[Dataset items]
- - - - - - -

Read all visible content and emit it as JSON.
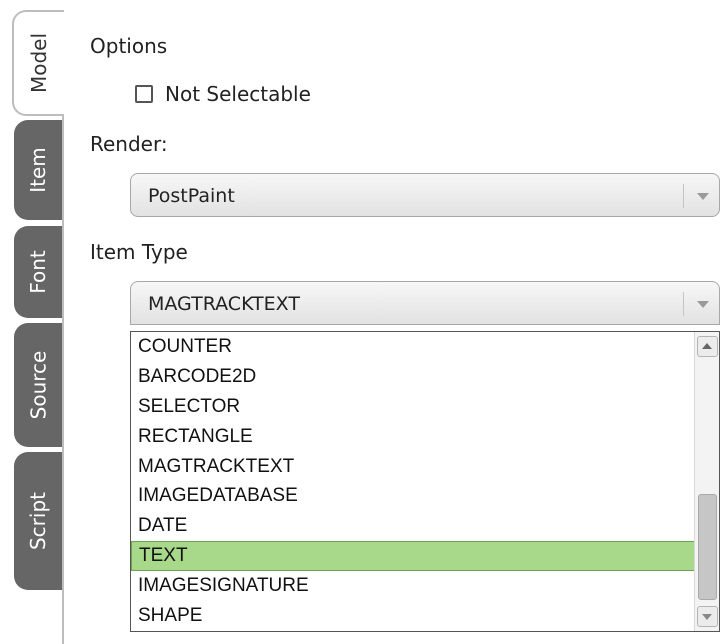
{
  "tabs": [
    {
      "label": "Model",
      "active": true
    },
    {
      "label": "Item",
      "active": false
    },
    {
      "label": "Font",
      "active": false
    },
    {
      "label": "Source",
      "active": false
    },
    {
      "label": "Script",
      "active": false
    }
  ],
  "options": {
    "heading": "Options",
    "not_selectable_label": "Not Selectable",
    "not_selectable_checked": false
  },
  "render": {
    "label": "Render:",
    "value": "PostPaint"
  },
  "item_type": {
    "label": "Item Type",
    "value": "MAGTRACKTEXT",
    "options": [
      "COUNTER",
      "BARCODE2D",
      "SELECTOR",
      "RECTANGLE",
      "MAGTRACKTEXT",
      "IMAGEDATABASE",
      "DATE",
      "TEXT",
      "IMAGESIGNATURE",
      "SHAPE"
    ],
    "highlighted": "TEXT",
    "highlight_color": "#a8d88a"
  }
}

- - - - - - -

Quote the data above in full and without alteration; skip the pictures.

» **Response**
Read all visible content and emit it as JSON.
{
  "tabs": [
    {
      "label": "Model",
      "active": true
    },
    {
      "label": "Item",
      "active": false
    },
    {
      "label": "Font",
      "active": false
    },
    {
      "label": "Source",
      "active": false
    },
    {
      "label": "Script",
      "active": false
    }
  ],
  "options": {
    "heading": "Options",
    "not_selectable_label": "Not Selectable",
    "not_selectable_checked": false
  },
  "render": {
    "label": "Render:",
    "value": "PostPaint"
  },
  "item_type": {
    "label": "Item Type",
    "value": "MAGTRACKTEXT",
    "options": [
      "COUNTER",
      "BARCODE2D",
      "SELECTOR",
      "RECTANGLE",
      "MAGTRACKTEXT",
      "IMAGEDATABASE",
      "DATE",
      "TEXT",
      "IMAGESIGNATURE",
      "SHAPE"
    ],
    "highlighted": "TEXT",
    "highlight_color": "#a8d88a"
  }
}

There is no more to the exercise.